'''

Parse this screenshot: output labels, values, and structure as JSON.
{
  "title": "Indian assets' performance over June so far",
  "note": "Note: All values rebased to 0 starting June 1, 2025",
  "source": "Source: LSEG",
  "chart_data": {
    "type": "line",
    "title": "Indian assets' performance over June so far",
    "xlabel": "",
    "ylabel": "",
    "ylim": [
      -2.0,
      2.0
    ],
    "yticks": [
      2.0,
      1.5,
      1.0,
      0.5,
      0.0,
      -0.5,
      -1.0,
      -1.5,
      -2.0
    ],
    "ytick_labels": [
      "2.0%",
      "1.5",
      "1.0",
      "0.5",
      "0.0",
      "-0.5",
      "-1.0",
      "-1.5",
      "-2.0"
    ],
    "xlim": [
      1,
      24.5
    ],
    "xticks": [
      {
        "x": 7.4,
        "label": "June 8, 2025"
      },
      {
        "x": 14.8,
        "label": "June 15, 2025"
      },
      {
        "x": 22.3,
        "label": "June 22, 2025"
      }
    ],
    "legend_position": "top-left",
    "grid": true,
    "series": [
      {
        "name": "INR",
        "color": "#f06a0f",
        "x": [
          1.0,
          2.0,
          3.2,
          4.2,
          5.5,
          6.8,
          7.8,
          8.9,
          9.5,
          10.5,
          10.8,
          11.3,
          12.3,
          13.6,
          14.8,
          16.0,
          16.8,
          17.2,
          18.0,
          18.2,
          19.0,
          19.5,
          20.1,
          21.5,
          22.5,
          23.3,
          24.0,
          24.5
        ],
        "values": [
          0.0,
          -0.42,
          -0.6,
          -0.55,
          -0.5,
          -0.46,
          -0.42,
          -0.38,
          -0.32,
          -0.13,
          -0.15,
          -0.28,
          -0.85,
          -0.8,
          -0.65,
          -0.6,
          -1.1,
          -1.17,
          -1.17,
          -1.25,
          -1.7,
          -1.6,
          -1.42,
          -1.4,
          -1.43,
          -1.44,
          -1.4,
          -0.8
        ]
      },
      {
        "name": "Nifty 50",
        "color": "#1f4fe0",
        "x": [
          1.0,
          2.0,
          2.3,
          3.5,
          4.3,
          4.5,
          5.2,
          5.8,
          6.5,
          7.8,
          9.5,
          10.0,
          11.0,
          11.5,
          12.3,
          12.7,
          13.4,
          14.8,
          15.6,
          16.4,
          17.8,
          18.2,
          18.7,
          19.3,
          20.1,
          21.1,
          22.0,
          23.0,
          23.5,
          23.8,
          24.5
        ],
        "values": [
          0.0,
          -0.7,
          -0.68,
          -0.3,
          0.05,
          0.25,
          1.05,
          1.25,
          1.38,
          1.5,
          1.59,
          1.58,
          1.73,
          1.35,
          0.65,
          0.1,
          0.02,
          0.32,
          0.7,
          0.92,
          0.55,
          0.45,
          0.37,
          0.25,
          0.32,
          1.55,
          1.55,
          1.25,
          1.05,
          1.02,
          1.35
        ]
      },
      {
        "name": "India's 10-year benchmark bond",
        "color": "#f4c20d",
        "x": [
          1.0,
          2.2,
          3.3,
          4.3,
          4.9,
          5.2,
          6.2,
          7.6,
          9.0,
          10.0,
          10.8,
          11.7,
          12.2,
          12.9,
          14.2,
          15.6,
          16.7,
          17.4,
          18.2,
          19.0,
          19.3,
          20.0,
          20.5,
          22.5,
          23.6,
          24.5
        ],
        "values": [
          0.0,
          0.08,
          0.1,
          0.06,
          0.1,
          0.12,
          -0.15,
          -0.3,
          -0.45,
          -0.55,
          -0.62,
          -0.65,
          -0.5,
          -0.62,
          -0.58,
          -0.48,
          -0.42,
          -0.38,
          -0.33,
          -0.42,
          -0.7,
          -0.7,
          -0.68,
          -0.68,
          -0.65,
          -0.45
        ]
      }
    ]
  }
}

'''

Select the lines in this material that hold the word "performance", leaving none out.

  "title": "Indian assets' performance over June so far",
    "title": "Indian assets' performance over June so far",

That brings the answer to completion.